Problem description: Restate all of the entries exactly, dropping any pictures they hold.

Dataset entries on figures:
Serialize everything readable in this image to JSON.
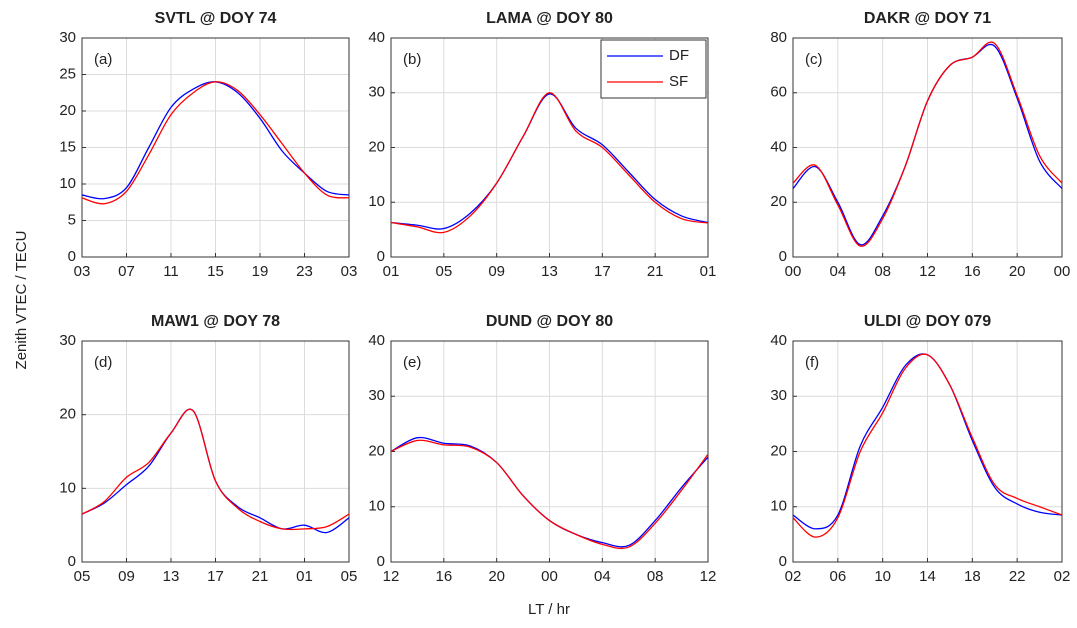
{
  "ylabel": "Zenith VTEC / TECU",
  "xlabel": "LT / hr",
  "chart_data": [
    {
      "type": "line",
      "title": "SVTL @ DOY 74",
      "annotation": "(a)",
      "grid": true,
      "x": [
        3,
        5,
        7,
        9,
        11,
        13,
        15,
        17,
        19,
        21,
        23,
        25,
        27
      ],
      "xlim": [
        3,
        27
      ],
      "xticks": [
        {
          "value": 3,
          "label": "03"
        },
        {
          "value": 7,
          "label": "07"
        },
        11,
        15,
        19,
        23,
        {
          "value": 27,
          "label": "03"
        }
      ],
      "ylim": [
        0,
        30
      ],
      "yticks": [
        0,
        5,
        10,
        15,
        20,
        25,
        30
      ],
      "series": [
        {
          "color": "#0000ff",
          "values": [
            8.5,
            8.0,
            9.5,
            15,
            20.5,
            23,
            24,
            22.5,
            19,
            14.5,
            11.5,
            9,
            8.5
          ]
        },
        {
          "color": "#ff0000",
          "values": [
            8.1,
            7.3,
            9,
            14,
            19.5,
            22.5,
            24,
            22.8,
            19.5,
            15.5,
            11.5,
            8.5,
            8.1
          ]
        }
      ]
    },
    {
      "type": "line",
      "title": "LAMA @ DOY 80",
      "annotation": "(b)",
      "grid": true,
      "legend": "upper right",
      "x": [
        1,
        3,
        5,
        7,
        9,
        11,
        13,
        15,
        17,
        19,
        21,
        23,
        25
      ],
      "xlim": [
        1,
        25
      ],
      "xticks": [
        {
          "value": 1,
          "label": "01"
        },
        {
          "value": 5,
          "label": "05"
        },
        {
          "value": 9,
          "label": "09"
        },
        13,
        17,
        21,
        {
          "value": 25,
          "label": "01"
        }
      ],
      "ylim": [
        0,
        40
      ],
      "yticks": [
        0,
        10,
        20,
        30,
        40
      ],
      "series": [
        {
          "name": "DF",
          "color": "#0000ff",
          "values": [
            6.3,
            5.8,
            5.2,
            8,
            13.5,
            22,
            29.8,
            23.5,
            20.5,
            15.5,
            10.5,
            7.5,
            6.3
          ]
        },
        {
          "name": "SF",
          "color": "#ff0000",
          "values": [
            6.3,
            5.5,
            4.5,
            7.5,
            13.5,
            22,
            30,
            23,
            20,
            15,
            10,
            7,
            6.2
          ]
        }
      ]
    },
    {
      "type": "line",
      "title": "DAKR @ DOY 71",
      "annotation": "(c)",
      "grid": true,
      "x": [
        0,
        2,
        4,
        6,
        8,
        10,
        12,
        14,
        16,
        18,
        20,
        22,
        24
      ],
      "xlim": [
        0,
        24
      ],
      "xticks": [
        {
          "value": 0,
          "label": "00"
        },
        {
          "value": 4,
          "label": "04"
        },
        {
          "value": 8,
          "label": "08"
        },
        12,
        16,
        20,
        {
          "value": 24,
          "label": "00"
        }
      ],
      "ylim": [
        0,
        80
      ],
      "yticks": [
        0,
        20,
        40,
        60,
        80
      ],
      "series": [
        {
          "color": "#0000ff",
          "values": [
            25,
            33,
            20,
            4.5,
            15,
            33,
            57,
            70,
            73,
            77,
            58,
            35,
            25
          ]
        },
        {
          "color": "#ff0000",
          "values": [
            27,
            33.5,
            19,
            4,
            14,
            33,
            57,
            70,
            73,
            78,
            59,
            37,
            27
          ]
        }
      ]
    },
    {
      "type": "line",
      "title": "MAW1 @ DOY 78",
      "annotation": "(d)",
      "grid": true,
      "x": [
        5,
        7,
        9,
        11,
        13,
        15,
        17,
        19,
        21,
        23,
        25,
        27,
        29
      ],
      "xlim": [
        5,
        29
      ],
      "xticks": [
        {
          "value": 5,
          "label": "05"
        },
        {
          "value": 9,
          "label": "09"
        },
        13,
        17,
        21,
        {
          "value": 25,
          "label": "01"
        },
        {
          "value": 29,
          "label": "05"
        }
      ],
      "ylim": [
        0,
        30
      ],
      "yticks": [
        0,
        10,
        20,
        30
      ],
      "series": [
        {
          "color": "#0000ff",
          "values": [
            6.5,
            8,
            10.5,
            13,
            17.5,
            20.5,
            11,
            7.5,
            6,
            4.5,
            5,
            4,
            6
          ]
        },
        {
          "color": "#ff0000",
          "values": [
            6.5,
            8.2,
            11.5,
            13.5,
            17.5,
            20.5,
            11,
            7.3,
            5.5,
            4.5,
            4.5,
            4.8,
            6.5
          ]
        }
      ]
    },
    {
      "type": "line",
      "title": "DUND @ DOY 80",
      "annotation": "(e)",
      "grid": true,
      "x": [
        12,
        14,
        16,
        18,
        20,
        22,
        24,
        26,
        28,
        30,
        32,
        34,
        36
      ],
      "xlim": [
        12,
        36
      ],
      "xticks": [
        12,
        16,
        20,
        {
          "value": 24,
          "label": "00"
        },
        {
          "value": 28,
          "label": "04"
        },
        {
          "value": 32,
          "label": "08"
        },
        {
          "value": 36,
          "label": "12"
        }
      ],
      "ylim": [
        0,
        40
      ],
      "yticks": [
        0,
        10,
        20,
        30,
        40
      ],
      "series": [
        {
          "color": "#0000ff",
          "values": [
            20,
            22.5,
            21.5,
            21,
            18,
            12,
            7.5,
            5,
            3.5,
            3,
            7.5,
            13.5,
            19
          ]
        },
        {
          "color": "#ff0000",
          "values": [
            20,
            22,
            21.2,
            20.8,
            18,
            12,
            7.5,
            5,
            3.2,
            2.7,
            7,
            13,
            19.5
          ]
        }
      ]
    },
    {
      "type": "line",
      "title": "ULDI @ DOY 079",
      "annotation": "(f)",
      "grid": true,
      "x": [
        2,
        4,
        6,
        8,
        10,
        12,
        14,
        16,
        18,
        20,
        22,
        24,
        26
      ],
      "xlim": [
        2,
        26
      ],
      "xticks": [
        {
          "value": 2,
          "label": "02"
        },
        {
          "value": 6,
          "label": "06"
        },
        10,
        14,
        18,
        22,
        {
          "value": 26,
          "label": "02"
        }
      ],
      "ylim": [
        0,
        40
      ],
      "yticks": [
        0,
        10,
        20,
        30,
        40
      ],
      "series": [
        {
          "color": "#0000ff",
          "values": [
            8.5,
            6,
            8.5,
            21,
            28,
            35.5,
            37.5,
            32,
            22,
            13.5,
            10.5,
            9,
            8.5
          ]
        },
        {
          "color": "#ff0000",
          "values": [
            8,
            4.5,
            8,
            20,
            27,
            35,
            37.5,
            32,
            22.5,
            14,
            11.5,
            10,
            8.5
          ]
        }
      ]
    }
  ]
}
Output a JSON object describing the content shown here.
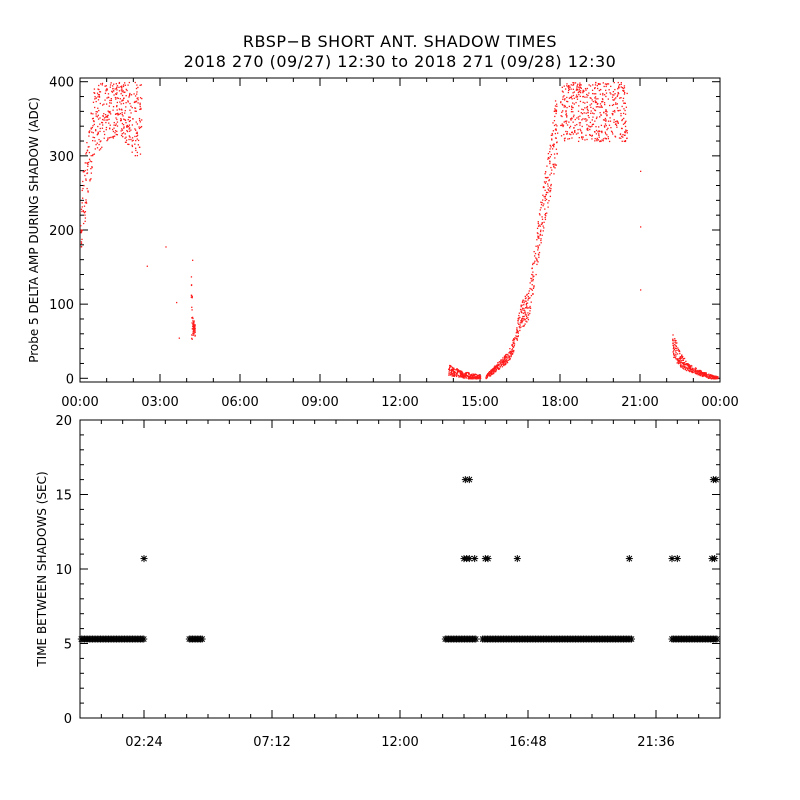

Worked answer:
Serialize everything readable in this image to JSON.
{
  "ylabel": "Zenith VTEC / TECU",
  "xlabel": "LT / hr",
  "chart_data": [
    {
      "type": "line",
      "title": "SVTL @ DOY 74",
      "annotation": "(a)",
      "grid": true,
      "x": [
        3,
        5,
        7,
        9,
        11,
        13,
        15,
        17,
        19,
        21,
        23,
        25,
        27
      ],
      "xlim": [
        3,
        27
      ],
      "xticks": [
        {
          "value": 3,
          "label": "03"
        },
        {
          "value": 7,
          "label": "07"
        },
        11,
        15,
        19,
        23,
        {
          "value": 27,
          "label": "03"
        }
      ],
      "ylim": [
        0,
        30
      ],
      "yticks": [
        0,
        5,
        10,
        15,
        20,
        25,
        30
      ],
      "series": [
        {
          "color": "#0000ff",
          "values": [
            8.5,
            8.0,
            9.5,
            15,
            20.5,
            23,
            24,
            22.5,
            19,
            14.5,
            11.5,
            9,
            8.5
          ]
        },
        {
          "color": "#ff0000",
          "values": [
            8.1,
            7.3,
            9,
            14,
            19.5,
            22.5,
            24,
            22.8,
            19.5,
            15.5,
            11.5,
            8.5,
            8.1
          ]
        }
      ]
    },
    {
      "type": "line",
      "title": "LAMA @ DOY 80",
      "annotation": "(b)",
      "grid": true,
      "legend": "upper right",
      "x": [
        1,
        3,
        5,
        7,
        9,
        11,
        13,
        15,
        17,
        19,
        21,
        23,
        25
      ],
      "xlim": [
        1,
        25
      ],
      "xticks": [
        {
          "value": 1,
          "label": "01"
        },
        {
          "value": 5,
          "label": "05"
        },
        {
          "value": 9,
          "label": "09"
        },
        13,
        17,
        21,
        {
          "value": 25,
          "label": "01"
        }
      ],
      "ylim": [
        0,
        40
      ],
      "yticks": [
        0,
        10,
        20,
        30,
        40
      ],
      "series": [
        {
          "name": "DF",
          "color": "#0000ff",
          "values": [
            6.3,
            5.8,
            5.2,
            8,
            13.5,
            22,
            29.8,
            23.5,
            20.5,
            15.5,
            10.5,
            7.5,
            6.3
          ]
        },
        {
          "name": "SF",
          "color": "#ff0000",
          "values": [
            6.3,
            5.5,
            4.5,
            7.5,
            13.5,
            22,
            30,
            23,
            20,
            15,
            10,
            7,
            6.2
          ]
        }
      ]
    },
    {
      "type": "line",
      "title": "DAKR @ DOY 71",
      "annotation": "(c)",
      "grid": true,
      "x": [
        0,
        2,
        4,
        6,
        8,
        10,
        12,
        14,
        16,
        18,
        20,
        22,
        24
      ],
      "xlim": [
        0,
        24
      ],
      "xticks": [
        {
          "value": 0,
          "label": "00"
        },
        {
          "value": 4,
          "label": "04"
        },
        {
          "value": 8,
          "label": "08"
        },
        12,
        16,
        20,
        {
          "value": 24,
          "label": "00"
        }
      ],
      "ylim": [
        0,
        80
      ],
      "yticks": [
        0,
        20,
        40,
        60,
        80
      ],
      "series": [
        {
          "color": "#0000ff",
          "values": [
            25,
            33,
            20,
            4.5,
            15,
            33,
            57,
            70,
            73,
            77,
            58,
            35,
            25
          ]
        },
        {
          "color": "#ff0000",
          "values": [
            27,
            33.5,
            19,
            4,
            14,
            33,
            57,
            70,
            73,
            78,
            59,
            37,
            27
          ]
        }
      ]
    },
    {
      "type": "line",
      "title": "MAW1 @ DOY 78",
      "annotation": "(d)",
      "grid": true,
      "x": [
        5,
        7,
        9,
        11,
        13,
        15,
        17,
        19,
        21,
        23,
        25,
        27,
        29
      ],
      "xlim": [
        5,
        29
      ],
      "xticks": [
        {
          "value": 5,
          "label": "05"
        },
        {
          "value": 9,
          "label": "09"
        },
        13,
        17,
        21,
        {
          "value": 25,
          "label": "01"
        },
        {
          "value": 29,
          "label": "05"
        }
      ],
      "ylim": [
        0,
        30
      ],
      "yticks": [
        0,
        10,
        20,
        30
      ],
      "series": [
        {
          "color": "#0000ff",
          "values": [
            6.5,
            8,
            10.5,
            13,
            17.5,
            20.5,
            11,
            7.5,
            6,
            4.5,
            5,
            4,
            6
          ]
        },
        {
          "color": "#ff0000",
          "values": [
            6.5,
            8.2,
            11.5,
            13.5,
            17.5,
            20.5,
            11,
            7.3,
            5.5,
            4.5,
            4.5,
            4.8,
            6.5
          ]
        }
      ]
    },
    {
      "type": "line",
      "title": "DUND @ DOY 80",
      "annotation": "(e)",
      "grid": true,
      "x": [
        12,
        14,
        16,
        18,
        20,
        22,
        24,
        26,
        28,
        30,
        32,
        34,
        36
      ],
      "xlim": [
        12,
        36
      ],
      "xticks": [
        12,
        16,
        20,
        {
          "value": 24,
          "label": "00"
        },
        {
          "value": 28,
          "label": "04"
        },
        {
          "value": 32,
          "label": "08"
        },
        {
          "value": 36,
          "label": "12"
        }
      ],
      "ylim": [
        0,
        40
      ],
      "yticks": [
        0,
        10,
        20,
        30,
        40
      ],
      "series": [
        {
          "color": "#0000ff",
          "values": [
            20,
            22.5,
            21.5,
            21,
            18,
            12,
            7.5,
            5,
            3.5,
            3,
            7.5,
            13.5,
            19
          ]
        },
        {
          "color": "#ff0000",
          "values": [
            20,
            22,
            21.2,
            20.8,
            18,
            12,
            7.5,
            5,
            3.2,
            2.7,
            7,
            13,
            19.5
          ]
        }
      ]
    },
    {
      "type": "line",
      "title": "ULDI @ DOY 079",
      "annotation": "(f)",
      "grid": true,
      "x": [
        2,
        4,
        6,
        8,
        10,
        12,
        14,
        16,
        18,
        20,
        22,
        24,
        26
      ],
      "xlim": [
        2,
        26
      ],
      "xticks": [
        {
          "value": 2,
          "label": "02"
        },
        {
          "value": 6,
          "label": "06"
        },
        10,
        14,
        18,
        22,
        {
          "value": 26,
          "label": "02"
        }
      ],
      "ylim": [
        0,
        40
      ],
      "yticks": [
        0,
        10,
        20,
        30,
        40
      ],
      "series": [
        {
          "color": "#0000ff",
          "values": [
            8.5,
            6,
            8.5,
            21,
            28,
            35.5,
            37.5,
            32,
            22,
            13.5,
            10.5,
            9,
            8.5
          ]
        },
        {
          "color": "#ff0000",
          "values": [
            8,
            4.5,
            8,
            20,
            27,
            35,
            37.5,
            32,
            22.5,
            14,
            11.5,
            10,
            8.5
          ]
        }
      ]
    }
  ]
}
Output a JSON object describing the content shown here.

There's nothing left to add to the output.